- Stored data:

- - - -

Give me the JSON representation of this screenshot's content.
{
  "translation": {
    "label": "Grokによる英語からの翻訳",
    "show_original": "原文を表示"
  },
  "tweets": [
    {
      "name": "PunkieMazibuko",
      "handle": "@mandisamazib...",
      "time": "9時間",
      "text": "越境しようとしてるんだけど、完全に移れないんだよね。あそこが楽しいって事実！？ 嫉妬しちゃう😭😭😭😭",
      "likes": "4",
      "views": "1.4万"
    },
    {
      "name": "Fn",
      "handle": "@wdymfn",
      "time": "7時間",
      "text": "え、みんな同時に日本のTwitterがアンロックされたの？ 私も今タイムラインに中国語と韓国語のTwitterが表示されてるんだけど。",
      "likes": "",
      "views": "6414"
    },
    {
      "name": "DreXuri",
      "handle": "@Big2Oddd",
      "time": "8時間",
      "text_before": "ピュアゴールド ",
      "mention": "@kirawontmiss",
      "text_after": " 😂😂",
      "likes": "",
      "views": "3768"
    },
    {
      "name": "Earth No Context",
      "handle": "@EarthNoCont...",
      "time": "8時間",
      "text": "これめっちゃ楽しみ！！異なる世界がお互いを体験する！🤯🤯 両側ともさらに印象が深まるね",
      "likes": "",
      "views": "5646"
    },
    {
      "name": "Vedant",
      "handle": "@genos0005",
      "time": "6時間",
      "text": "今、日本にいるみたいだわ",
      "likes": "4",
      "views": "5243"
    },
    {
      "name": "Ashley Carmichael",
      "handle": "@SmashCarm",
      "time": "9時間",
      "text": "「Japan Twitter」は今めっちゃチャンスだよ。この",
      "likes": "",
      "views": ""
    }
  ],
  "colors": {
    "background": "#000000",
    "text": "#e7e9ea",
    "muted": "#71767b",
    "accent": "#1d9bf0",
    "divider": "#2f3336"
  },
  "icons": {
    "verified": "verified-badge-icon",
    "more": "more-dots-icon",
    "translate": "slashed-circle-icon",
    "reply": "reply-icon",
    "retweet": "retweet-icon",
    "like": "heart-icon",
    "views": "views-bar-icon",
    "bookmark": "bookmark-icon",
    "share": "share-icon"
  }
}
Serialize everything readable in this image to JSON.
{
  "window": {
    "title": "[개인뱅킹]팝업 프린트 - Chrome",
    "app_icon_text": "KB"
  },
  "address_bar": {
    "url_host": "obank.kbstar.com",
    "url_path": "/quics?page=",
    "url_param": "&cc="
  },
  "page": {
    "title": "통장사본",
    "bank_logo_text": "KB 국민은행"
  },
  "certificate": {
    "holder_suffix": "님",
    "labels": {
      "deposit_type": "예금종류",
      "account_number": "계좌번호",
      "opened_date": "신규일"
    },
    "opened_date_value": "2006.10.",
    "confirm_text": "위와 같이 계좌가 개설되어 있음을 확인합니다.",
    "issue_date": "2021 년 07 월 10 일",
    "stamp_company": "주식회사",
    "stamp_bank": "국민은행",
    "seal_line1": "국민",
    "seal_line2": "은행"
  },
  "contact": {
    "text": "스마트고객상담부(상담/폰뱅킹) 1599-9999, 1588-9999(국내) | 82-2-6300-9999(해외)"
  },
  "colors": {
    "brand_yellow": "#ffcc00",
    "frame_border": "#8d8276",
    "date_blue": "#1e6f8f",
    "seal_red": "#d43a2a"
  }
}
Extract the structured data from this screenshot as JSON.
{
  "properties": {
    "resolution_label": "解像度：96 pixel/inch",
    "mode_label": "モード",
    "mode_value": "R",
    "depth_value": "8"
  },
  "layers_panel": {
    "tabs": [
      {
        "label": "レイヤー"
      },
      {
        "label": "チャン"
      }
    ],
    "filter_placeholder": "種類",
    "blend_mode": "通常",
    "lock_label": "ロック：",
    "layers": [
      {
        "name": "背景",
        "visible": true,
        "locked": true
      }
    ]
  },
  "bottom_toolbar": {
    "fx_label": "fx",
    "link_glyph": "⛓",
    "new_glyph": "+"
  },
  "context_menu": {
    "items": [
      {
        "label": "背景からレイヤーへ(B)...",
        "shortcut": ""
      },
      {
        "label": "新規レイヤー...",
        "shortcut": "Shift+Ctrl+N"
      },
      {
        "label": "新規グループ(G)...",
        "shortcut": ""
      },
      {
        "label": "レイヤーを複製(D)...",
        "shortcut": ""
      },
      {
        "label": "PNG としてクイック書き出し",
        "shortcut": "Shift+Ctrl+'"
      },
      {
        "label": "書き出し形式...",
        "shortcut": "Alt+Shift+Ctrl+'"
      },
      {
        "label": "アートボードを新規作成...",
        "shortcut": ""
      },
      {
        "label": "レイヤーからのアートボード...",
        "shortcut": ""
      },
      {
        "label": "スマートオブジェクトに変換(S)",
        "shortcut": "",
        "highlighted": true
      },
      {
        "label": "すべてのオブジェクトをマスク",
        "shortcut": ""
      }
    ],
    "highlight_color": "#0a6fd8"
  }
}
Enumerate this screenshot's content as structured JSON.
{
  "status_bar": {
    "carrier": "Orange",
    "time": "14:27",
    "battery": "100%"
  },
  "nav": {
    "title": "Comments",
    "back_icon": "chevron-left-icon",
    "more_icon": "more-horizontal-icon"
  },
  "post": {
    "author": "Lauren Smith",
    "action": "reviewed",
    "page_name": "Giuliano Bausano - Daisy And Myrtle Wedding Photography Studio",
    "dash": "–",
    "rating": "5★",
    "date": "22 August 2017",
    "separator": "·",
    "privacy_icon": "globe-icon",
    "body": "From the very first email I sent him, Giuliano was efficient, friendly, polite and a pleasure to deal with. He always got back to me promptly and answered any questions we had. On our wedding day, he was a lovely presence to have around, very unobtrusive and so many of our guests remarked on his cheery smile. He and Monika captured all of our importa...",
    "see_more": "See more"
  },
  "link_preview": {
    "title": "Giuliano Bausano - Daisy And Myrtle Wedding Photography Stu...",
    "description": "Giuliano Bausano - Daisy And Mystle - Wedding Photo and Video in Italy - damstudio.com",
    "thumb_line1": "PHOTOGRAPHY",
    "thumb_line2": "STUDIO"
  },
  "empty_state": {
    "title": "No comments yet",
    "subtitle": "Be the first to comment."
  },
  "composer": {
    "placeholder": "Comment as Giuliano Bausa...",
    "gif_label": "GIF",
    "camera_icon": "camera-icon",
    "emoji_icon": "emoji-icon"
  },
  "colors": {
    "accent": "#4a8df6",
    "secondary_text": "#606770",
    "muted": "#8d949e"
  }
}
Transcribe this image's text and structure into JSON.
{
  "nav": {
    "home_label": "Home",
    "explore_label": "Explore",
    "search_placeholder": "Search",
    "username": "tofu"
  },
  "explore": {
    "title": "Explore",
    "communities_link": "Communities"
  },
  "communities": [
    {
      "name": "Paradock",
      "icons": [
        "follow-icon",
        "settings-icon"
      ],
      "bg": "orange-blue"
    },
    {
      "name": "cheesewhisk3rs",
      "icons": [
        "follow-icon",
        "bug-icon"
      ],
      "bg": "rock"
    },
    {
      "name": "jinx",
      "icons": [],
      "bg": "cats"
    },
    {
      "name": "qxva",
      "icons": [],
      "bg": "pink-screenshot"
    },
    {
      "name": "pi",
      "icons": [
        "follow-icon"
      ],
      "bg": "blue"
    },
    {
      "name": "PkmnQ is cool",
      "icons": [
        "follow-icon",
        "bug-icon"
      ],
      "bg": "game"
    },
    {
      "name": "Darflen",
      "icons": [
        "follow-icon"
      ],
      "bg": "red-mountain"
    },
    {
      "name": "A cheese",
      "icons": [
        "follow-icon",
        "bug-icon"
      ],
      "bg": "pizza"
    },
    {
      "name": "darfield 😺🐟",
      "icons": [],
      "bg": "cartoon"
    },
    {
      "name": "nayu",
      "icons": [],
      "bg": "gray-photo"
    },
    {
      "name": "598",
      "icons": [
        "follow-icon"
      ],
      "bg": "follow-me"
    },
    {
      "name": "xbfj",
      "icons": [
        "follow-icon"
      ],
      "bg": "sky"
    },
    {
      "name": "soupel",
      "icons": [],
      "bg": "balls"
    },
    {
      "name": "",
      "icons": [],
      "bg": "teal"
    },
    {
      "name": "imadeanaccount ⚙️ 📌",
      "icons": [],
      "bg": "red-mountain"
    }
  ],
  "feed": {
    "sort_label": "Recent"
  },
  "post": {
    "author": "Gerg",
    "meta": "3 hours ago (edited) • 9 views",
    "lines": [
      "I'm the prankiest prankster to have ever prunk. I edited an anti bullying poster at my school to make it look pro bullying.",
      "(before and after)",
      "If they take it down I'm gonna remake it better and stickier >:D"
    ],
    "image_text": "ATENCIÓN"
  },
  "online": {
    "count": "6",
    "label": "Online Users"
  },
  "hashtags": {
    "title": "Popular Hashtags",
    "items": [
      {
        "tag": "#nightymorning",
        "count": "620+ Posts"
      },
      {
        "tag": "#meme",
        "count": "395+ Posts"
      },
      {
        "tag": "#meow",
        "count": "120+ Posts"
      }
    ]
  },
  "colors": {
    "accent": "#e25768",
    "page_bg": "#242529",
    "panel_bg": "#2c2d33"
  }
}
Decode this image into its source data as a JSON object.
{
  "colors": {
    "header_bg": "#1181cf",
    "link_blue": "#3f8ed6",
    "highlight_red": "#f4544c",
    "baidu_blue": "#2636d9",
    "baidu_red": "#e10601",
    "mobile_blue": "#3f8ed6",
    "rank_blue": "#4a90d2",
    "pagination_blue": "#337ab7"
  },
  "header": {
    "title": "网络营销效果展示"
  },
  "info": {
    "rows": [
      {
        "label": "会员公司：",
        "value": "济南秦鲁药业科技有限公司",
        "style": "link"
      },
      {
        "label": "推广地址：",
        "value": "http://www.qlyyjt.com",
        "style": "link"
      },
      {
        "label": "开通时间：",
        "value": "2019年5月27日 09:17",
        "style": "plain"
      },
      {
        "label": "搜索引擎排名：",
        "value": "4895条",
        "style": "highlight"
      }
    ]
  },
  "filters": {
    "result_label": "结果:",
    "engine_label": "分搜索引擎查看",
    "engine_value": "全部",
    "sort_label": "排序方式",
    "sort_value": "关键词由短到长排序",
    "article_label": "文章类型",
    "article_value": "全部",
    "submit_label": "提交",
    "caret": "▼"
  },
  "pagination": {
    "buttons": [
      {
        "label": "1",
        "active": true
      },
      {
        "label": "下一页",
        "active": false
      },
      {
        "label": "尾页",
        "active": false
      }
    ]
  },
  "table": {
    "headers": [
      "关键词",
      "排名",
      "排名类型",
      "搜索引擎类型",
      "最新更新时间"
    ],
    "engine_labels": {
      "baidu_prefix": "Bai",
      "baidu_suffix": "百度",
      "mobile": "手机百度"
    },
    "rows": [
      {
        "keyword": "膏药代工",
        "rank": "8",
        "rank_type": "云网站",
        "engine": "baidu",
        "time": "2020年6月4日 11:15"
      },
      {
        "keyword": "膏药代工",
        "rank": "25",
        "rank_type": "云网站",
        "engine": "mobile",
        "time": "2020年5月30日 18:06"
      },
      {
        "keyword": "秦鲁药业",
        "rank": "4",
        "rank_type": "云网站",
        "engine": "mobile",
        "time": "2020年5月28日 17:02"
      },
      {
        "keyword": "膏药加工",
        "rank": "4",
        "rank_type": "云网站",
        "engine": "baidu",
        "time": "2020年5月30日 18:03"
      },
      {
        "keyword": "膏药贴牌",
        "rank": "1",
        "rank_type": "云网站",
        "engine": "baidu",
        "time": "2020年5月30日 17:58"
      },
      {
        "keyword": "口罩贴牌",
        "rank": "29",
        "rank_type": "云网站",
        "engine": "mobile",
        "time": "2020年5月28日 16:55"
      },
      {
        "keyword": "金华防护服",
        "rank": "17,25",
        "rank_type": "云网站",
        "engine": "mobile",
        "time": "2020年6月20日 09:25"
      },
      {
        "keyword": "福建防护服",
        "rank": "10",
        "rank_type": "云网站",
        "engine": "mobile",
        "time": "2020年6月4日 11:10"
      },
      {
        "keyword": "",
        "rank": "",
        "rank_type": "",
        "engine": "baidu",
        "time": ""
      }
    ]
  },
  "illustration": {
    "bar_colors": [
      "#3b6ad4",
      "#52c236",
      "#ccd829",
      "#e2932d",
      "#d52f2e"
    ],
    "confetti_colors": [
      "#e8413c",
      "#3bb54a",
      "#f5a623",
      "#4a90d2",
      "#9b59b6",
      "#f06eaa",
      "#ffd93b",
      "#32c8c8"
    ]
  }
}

- - - -

- What is required:
Read the lines above. Gather those in which the string "this" is found.

- Reply:
Give me the JSON representation of this screenshot's content.
Serialize everything readable in this image to JSON.
Extract the structured data from this screenshot as JSON.
Enumerate this screenshot's content as structured JSON.
Transcribe this image's text and structure into JSON.
Decode this image into its source data as a JSON object.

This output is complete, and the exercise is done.